- [WHAT IS REQUIRED]
Report how many lines of the following entries include the string "sublabel"; respond with the number alone.
INPUT FOR THIS TASK start
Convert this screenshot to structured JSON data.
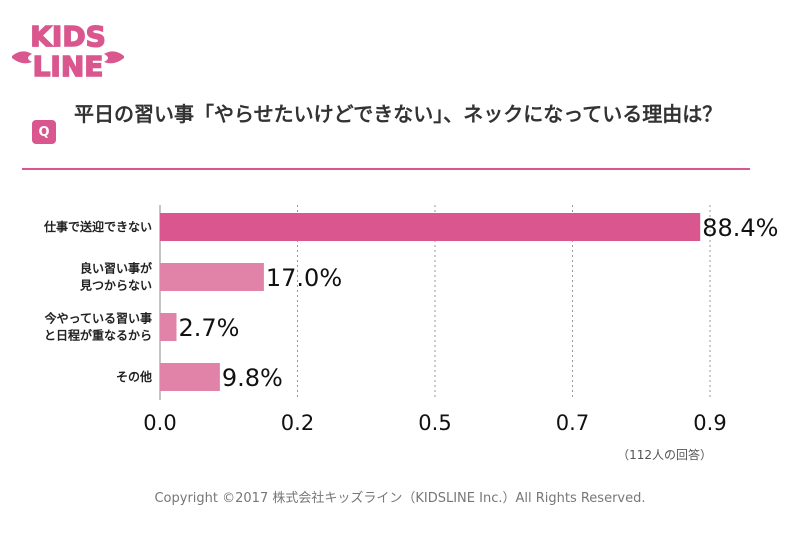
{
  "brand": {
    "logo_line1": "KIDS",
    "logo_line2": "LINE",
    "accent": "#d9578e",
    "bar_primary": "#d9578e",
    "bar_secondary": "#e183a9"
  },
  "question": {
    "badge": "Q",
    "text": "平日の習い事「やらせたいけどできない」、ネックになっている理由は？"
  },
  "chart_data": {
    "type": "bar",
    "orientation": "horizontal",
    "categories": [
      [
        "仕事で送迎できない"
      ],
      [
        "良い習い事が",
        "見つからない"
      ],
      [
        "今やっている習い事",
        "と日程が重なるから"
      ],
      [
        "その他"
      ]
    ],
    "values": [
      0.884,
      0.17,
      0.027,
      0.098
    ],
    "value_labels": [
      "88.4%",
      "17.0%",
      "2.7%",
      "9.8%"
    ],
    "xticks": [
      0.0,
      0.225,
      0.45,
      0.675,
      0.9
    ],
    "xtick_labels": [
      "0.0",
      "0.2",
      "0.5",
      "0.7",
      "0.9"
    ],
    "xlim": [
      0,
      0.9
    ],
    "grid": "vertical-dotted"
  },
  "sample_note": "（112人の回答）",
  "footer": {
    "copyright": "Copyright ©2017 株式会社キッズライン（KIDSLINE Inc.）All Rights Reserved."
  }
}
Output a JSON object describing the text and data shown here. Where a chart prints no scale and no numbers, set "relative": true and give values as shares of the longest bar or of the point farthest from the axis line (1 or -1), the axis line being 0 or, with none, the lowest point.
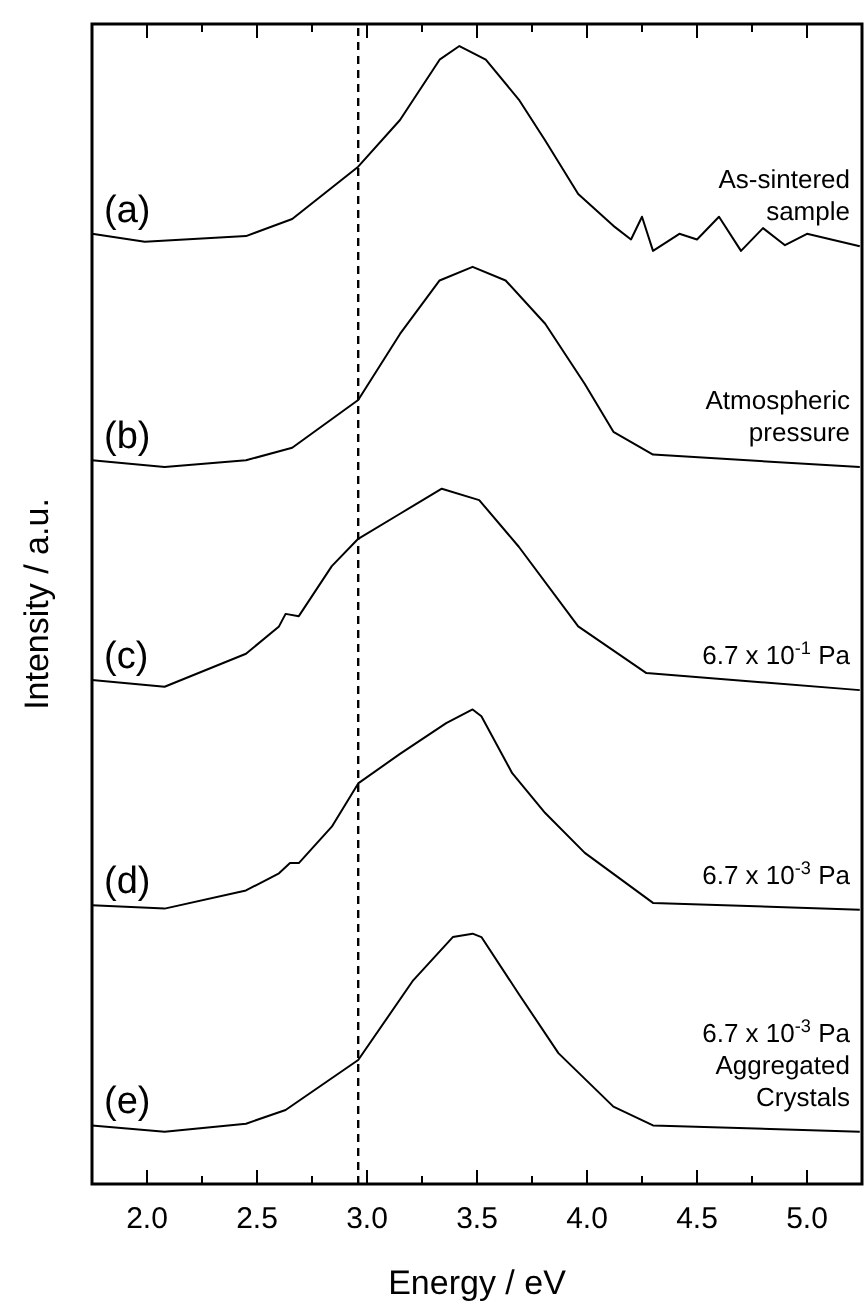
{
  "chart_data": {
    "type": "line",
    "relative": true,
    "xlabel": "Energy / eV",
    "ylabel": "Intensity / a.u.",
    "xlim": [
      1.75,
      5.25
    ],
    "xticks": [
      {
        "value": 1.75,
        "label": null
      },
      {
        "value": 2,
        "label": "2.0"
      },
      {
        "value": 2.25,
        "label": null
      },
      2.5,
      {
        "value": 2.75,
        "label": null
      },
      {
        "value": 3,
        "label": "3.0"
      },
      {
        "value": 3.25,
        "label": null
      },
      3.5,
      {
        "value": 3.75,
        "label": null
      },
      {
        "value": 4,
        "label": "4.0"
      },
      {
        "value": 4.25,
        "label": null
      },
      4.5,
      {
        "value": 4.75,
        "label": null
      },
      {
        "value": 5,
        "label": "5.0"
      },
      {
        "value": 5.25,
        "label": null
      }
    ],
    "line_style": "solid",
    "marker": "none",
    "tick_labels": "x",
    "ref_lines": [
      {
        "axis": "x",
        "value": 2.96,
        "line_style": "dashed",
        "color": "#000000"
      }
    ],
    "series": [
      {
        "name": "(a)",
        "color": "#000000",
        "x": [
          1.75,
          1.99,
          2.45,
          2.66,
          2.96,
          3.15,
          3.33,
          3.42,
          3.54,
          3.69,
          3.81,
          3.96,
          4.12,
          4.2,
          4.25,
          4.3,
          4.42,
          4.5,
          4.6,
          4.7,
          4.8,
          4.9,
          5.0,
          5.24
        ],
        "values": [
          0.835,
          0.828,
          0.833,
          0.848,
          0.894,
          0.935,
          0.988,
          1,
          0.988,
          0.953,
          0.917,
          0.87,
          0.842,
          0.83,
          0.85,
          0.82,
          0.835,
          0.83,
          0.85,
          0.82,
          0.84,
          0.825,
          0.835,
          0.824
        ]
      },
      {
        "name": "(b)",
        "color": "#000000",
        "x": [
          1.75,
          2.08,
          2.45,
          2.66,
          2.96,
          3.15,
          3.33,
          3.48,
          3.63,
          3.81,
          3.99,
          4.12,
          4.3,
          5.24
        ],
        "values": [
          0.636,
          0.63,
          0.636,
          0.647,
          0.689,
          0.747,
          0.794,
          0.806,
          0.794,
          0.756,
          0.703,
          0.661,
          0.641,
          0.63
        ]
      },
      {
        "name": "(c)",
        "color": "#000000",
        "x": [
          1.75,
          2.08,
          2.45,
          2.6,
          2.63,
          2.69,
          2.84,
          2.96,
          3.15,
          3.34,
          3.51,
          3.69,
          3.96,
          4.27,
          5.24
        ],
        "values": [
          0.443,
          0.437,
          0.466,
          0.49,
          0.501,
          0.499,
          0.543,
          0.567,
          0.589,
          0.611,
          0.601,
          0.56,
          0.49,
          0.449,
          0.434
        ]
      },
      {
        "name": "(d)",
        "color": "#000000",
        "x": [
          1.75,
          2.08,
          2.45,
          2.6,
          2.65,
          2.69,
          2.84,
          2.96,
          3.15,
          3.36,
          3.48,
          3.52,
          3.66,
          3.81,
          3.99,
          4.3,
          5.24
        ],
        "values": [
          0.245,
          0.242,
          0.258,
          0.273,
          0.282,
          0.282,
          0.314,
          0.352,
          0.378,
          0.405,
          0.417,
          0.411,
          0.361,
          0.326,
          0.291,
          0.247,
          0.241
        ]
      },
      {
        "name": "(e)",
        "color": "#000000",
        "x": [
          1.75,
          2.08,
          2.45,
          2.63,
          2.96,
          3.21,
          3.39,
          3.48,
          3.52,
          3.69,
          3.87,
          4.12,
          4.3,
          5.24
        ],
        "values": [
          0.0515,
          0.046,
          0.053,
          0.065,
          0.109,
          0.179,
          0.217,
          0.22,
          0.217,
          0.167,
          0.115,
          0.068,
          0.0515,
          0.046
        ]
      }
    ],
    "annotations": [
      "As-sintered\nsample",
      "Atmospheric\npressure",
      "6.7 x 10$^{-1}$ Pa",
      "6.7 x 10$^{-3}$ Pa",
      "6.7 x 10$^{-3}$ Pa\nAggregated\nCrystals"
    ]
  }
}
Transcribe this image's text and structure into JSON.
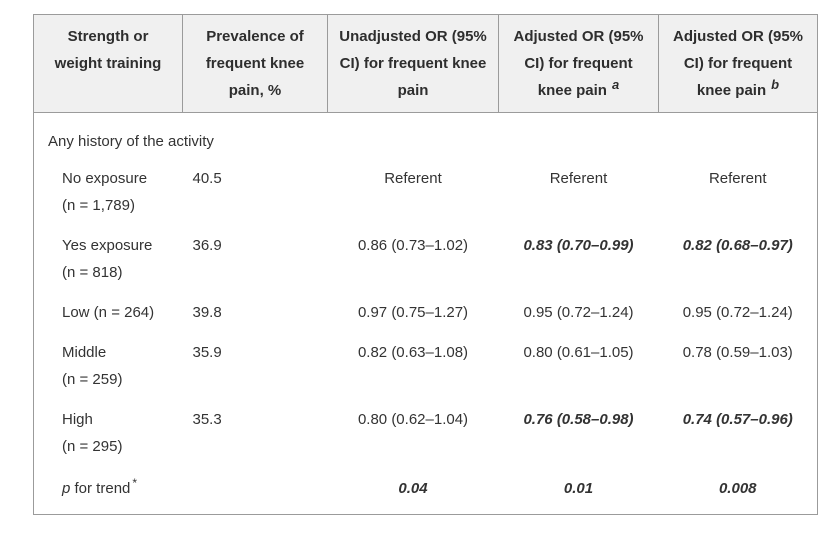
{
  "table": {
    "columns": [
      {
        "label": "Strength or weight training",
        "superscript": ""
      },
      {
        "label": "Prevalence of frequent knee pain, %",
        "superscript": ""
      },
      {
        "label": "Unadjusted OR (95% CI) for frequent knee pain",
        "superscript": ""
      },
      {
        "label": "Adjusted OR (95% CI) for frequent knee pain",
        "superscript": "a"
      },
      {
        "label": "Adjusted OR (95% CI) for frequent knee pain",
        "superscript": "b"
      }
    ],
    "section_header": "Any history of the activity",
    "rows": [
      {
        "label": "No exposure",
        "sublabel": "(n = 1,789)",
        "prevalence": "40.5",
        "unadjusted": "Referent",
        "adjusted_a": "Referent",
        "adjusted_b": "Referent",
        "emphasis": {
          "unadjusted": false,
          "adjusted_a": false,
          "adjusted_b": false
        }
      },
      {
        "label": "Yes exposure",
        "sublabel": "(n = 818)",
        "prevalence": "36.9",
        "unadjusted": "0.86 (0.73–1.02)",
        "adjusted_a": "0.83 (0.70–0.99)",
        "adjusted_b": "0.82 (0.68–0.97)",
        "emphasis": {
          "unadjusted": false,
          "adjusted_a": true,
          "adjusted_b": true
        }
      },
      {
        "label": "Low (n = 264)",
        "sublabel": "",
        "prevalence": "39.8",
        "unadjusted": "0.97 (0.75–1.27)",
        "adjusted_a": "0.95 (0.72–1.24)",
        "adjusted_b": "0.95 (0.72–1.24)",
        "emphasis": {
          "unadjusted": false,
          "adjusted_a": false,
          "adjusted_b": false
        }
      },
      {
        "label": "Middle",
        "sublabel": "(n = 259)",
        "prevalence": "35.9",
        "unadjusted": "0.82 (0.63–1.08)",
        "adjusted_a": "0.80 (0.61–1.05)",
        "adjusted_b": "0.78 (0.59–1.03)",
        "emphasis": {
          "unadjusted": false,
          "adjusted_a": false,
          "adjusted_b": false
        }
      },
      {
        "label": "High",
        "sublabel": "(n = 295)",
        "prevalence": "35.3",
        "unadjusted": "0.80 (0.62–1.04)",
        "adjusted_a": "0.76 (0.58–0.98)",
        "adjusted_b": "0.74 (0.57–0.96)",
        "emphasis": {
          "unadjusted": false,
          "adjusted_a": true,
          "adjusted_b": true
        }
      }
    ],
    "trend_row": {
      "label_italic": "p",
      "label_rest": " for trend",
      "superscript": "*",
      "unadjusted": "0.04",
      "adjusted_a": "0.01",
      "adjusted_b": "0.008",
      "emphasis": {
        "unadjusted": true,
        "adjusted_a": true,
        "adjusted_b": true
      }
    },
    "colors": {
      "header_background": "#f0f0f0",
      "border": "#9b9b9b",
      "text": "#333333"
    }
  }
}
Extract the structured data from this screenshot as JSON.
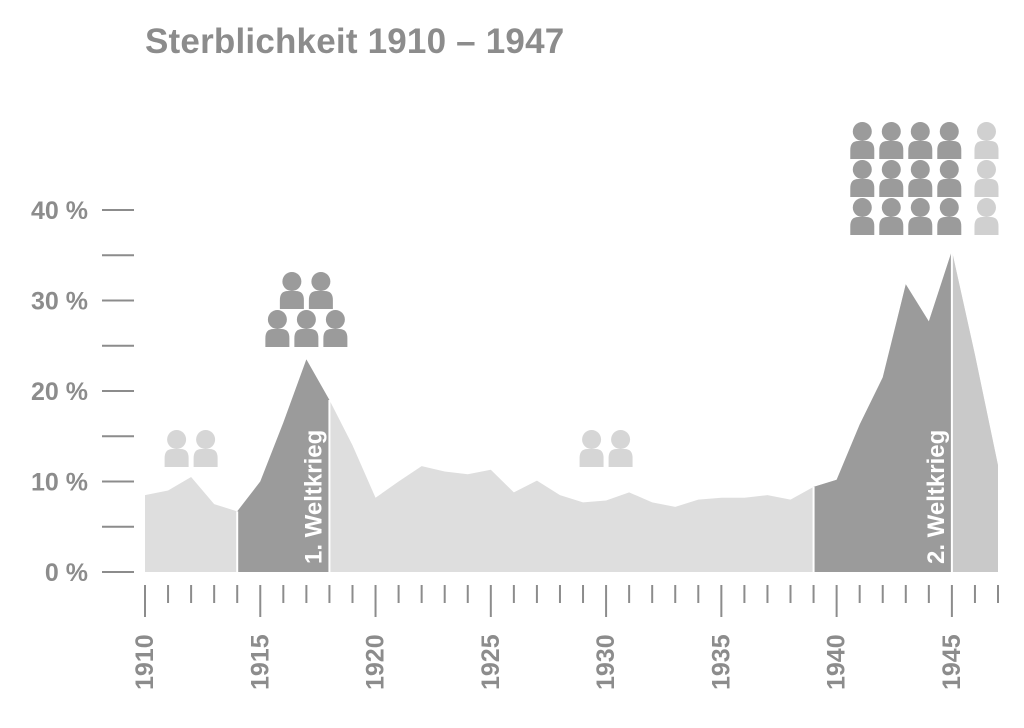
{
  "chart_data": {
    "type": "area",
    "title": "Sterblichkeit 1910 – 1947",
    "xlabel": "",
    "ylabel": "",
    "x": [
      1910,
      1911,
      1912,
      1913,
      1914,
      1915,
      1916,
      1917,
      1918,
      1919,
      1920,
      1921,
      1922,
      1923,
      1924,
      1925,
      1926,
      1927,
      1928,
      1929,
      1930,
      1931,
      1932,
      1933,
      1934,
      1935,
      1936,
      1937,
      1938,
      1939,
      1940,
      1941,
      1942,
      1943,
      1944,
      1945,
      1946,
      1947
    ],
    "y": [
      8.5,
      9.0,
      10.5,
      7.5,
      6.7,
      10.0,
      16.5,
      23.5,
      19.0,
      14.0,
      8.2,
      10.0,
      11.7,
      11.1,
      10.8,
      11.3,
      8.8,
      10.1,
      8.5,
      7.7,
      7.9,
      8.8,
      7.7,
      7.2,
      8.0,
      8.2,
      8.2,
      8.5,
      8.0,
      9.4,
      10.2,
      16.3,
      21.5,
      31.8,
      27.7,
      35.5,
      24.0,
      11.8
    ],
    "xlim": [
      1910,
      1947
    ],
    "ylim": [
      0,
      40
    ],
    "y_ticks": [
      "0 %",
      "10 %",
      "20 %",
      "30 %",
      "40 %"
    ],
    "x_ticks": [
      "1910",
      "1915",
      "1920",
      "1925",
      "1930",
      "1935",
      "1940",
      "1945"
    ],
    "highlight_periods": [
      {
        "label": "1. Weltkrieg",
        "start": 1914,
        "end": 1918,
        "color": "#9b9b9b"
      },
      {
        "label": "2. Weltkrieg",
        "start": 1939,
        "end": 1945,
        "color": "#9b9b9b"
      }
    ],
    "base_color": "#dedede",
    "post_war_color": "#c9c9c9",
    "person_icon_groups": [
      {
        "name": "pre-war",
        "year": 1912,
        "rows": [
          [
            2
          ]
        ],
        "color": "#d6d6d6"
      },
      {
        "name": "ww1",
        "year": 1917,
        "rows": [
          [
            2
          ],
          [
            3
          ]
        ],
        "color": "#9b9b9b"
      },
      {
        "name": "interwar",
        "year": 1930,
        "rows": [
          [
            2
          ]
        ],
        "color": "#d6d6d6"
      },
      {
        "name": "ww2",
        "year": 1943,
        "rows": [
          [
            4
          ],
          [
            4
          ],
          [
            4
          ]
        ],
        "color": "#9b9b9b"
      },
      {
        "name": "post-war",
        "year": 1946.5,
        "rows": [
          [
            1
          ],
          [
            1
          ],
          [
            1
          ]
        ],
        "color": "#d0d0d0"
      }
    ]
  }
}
INPUT FOR THIS TASK end
- [FINAL RESULT]
5